To do:
Extract every record, keeping each one exactly as it is.

Dataset rows about figures:
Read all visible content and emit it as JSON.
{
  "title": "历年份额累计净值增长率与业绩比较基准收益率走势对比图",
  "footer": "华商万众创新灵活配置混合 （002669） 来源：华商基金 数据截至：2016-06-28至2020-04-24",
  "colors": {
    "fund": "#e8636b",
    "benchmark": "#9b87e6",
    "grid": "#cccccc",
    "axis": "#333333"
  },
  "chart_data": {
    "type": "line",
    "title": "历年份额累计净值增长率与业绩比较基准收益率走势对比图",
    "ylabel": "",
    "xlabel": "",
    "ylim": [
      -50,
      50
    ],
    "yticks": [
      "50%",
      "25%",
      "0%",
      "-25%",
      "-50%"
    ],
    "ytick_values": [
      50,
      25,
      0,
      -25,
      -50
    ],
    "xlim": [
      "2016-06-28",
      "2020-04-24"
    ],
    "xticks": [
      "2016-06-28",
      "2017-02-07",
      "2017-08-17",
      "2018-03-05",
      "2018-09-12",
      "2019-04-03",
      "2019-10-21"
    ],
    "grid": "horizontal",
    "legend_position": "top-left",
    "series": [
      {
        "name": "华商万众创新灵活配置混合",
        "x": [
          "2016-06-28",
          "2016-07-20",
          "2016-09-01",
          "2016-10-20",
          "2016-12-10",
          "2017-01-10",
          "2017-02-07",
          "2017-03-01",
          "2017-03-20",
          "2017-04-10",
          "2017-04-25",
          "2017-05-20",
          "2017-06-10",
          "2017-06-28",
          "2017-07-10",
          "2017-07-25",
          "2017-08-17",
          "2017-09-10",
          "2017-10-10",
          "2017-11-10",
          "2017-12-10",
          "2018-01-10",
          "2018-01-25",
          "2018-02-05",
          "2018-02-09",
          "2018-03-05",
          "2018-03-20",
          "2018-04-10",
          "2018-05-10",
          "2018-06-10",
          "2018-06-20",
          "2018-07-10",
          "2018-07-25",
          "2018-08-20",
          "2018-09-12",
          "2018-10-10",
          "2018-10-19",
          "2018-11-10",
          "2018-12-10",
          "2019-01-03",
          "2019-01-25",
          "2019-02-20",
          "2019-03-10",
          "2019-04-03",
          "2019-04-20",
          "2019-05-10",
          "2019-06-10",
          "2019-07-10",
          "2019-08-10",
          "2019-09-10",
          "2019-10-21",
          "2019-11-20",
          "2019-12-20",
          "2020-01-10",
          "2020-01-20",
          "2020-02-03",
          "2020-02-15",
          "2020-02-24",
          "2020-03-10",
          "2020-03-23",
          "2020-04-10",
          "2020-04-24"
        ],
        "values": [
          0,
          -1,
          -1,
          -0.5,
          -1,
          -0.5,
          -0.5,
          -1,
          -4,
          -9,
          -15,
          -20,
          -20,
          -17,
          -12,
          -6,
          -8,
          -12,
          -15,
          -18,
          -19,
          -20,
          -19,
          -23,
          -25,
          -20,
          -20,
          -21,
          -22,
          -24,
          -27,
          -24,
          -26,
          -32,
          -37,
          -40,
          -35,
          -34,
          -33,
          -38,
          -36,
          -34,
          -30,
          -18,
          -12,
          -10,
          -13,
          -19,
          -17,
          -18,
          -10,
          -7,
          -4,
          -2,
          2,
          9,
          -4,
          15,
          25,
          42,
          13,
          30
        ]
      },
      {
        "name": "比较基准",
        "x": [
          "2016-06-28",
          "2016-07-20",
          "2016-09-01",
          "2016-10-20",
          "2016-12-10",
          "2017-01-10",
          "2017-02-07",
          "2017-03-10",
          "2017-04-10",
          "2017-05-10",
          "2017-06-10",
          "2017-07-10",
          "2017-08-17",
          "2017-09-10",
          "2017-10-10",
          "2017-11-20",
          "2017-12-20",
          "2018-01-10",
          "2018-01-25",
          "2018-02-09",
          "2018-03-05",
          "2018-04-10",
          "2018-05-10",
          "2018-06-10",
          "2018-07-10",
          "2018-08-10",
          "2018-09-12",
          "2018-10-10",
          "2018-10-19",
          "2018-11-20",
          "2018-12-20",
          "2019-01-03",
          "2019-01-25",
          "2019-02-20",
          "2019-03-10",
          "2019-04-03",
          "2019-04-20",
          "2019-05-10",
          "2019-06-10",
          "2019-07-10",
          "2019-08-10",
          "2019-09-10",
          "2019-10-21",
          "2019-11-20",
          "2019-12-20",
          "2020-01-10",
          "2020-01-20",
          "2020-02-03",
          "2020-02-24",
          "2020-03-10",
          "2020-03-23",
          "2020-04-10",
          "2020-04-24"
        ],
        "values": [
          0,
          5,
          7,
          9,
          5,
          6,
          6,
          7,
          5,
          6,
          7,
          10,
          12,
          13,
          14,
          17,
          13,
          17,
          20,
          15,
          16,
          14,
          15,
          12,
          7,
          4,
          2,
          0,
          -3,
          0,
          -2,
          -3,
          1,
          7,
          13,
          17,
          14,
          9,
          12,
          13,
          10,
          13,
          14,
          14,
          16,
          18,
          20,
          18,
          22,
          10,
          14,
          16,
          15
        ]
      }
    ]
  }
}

Solution for this problem:
Read all visible content and emit it as JSON.
{
  "title": "历年份额累计净值增长率与业绩比较基准收益率走势对比图",
  "footer": "华商万众创新灵活配置混合 （002669） 来源：华商基金 数据截至：2016-06-28至2020-04-24",
  "colors": {
    "fund": "#e8636b",
    "benchmark": "#9b87e6",
    "grid": "#cccccc",
    "axis": "#333333"
  },
  "chart_data": {
    "type": "line",
    "title": "历年份额累计净值增长率与业绩比较基准收益率走势对比图",
    "ylabel": "",
    "xlabel": "",
    "ylim": [
      -50,
      50
    ],
    "yticks": [
      "50%",
      "25%",
      "0%",
      "-25%",
      "-50%"
    ],
    "ytick_values": [
      50,
      25,
      0,
      -25,
      -50
    ],
    "xlim": [
      "2016-06-28",
      "2020-04-24"
    ],
    "xticks": [
      "2016-06-28",
      "2017-02-07",
      "2017-08-17",
      "2018-03-05",
      "2018-09-12",
      "2019-04-03",
      "2019-10-21"
    ],
    "grid": "horizontal",
    "legend_position": "top-left",
    "series": [
      {
        "name": "华商万众创新灵活配置混合",
        "x": [
          "2016-06-28",
          "2016-07-20",
          "2016-09-01",
          "2016-10-20",
          "2016-12-10",
          "2017-01-10",
          "2017-02-07",
          "2017-03-01",
          "2017-03-20",
          "2017-04-10",
          "2017-04-25",
          "2017-05-20",
          "2017-06-10",
          "2017-06-28",
          "2017-07-10",
          "2017-07-25",
          "2017-08-17",
          "2017-09-10",
          "2017-10-10",
          "2017-11-10",
          "2017-12-10",
          "2018-01-10",
          "2018-01-25",
          "2018-02-05",
          "2018-02-09",
          "2018-03-05",
          "2018-03-20",
          "2018-04-10",
          "2018-05-10",
          "2018-06-10",
          "2018-06-20",
          "2018-07-10",
          "2018-07-25",
          "2018-08-20",
          "2018-09-12",
          "2018-10-10",
          "2018-10-19",
          "2018-11-10",
          "2018-12-10",
          "2019-01-03",
          "2019-01-25",
          "2019-02-20",
          "2019-03-10",
          "2019-04-03",
          "2019-04-20",
          "2019-05-10",
          "2019-06-10",
          "2019-07-10",
          "2019-08-10",
          "2019-09-10",
          "2019-10-21",
          "2019-11-20",
          "2019-12-20",
          "2020-01-10",
          "2020-01-20",
          "2020-02-03",
          "2020-02-15",
          "2020-02-24",
          "2020-03-10",
          "2020-03-23",
          "2020-04-10",
          "2020-04-24"
        ],
        "values": [
          0,
          -1,
          -1,
          -0.5,
          -1,
          -0.5,
          -0.5,
          -1,
          -4,
          -9,
          -15,
          -20,
          -20,
          -17,
          -12,
          -6,
          -8,
          -12,
          -15,
          -18,
          -19,
          -20,
          -19,
          -23,
          -25,
          -20,
          -20,
          -21,
          -22,
          -24,
          -27,
          -24,
          -26,
          -32,
          -37,
          -40,
          -35,
          -34,
          -33,
          -38,
          -36,
          -34,
          -30,
          -18,
          -12,
          -10,
          -13,
          -19,
          -17,
          -18,
          -10,
          -7,
          -4,
          -2,
          2,
          9,
          -4,
          15,
          25,
          42,
          13,
          30
        ]
      },
      {
        "name": "比较基准",
        "x": [
          "2016-06-28",
          "2016-07-20",
          "2016-09-01",
          "2016-10-20",
          "2016-12-10",
          "2017-01-10",
          "2017-02-07",
          "2017-03-10",
          "2017-04-10",
          "2017-05-10",
          "2017-06-10",
          "2017-07-10",
          "2017-08-17",
          "2017-09-10",
          "2017-10-10",
          "2017-11-20",
          "2017-12-20",
          "2018-01-10",
          "2018-01-25",
          "2018-02-09",
          "2018-03-05",
          "2018-04-10",
          "2018-05-10",
          "2018-06-10",
          "2018-07-10",
          "2018-08-10",
          "2018-09-12",
          "2018-10-10",
          "2018-10-19",
          "2018-11-20",
          "2018-12-20",
          "2019-01-03",
          "2019-01-25",
          "2019-02-20",
          "2019-03-10",
          "2019-04-03",
          "2019-04-20",
          "2019-05-10",
          "2019-06-10",
          "2019-07-10",
          "2019-08-10",
          "2019-09-10",
          "2019-10-21",
          "2019-11-20",
          "2019-12-20",
          "2020-01-10",
          "2020-01-20",
          "2020-02-03",
          "2020-02-24",
          "2020-03-10",
          "2020-03-23",
          "2020-04-10",
          "2020-04-24"
        ],
        "values": [
          0,
          5,
          7,
          9,
          5,
          6,
          6,
          7,
          5,
          6,
          7,
          10,
          12,
          13,
          14,
          17,
          13,
          17,
          20,
          15,
          16,
          14,
          15,
          12,
          7,
          4,
          2,
          0,
          -3,
          0,
          -2,
          -3,
          1,
          7,
          13,
          17,
          14,
          9,
          12,
          13,
          10,
          13,
          14,
          14,
          16,
          18,
          20,
          18,
          22,
          10,
          14,
          16,
          15
        ]
      }
    ]
  }
}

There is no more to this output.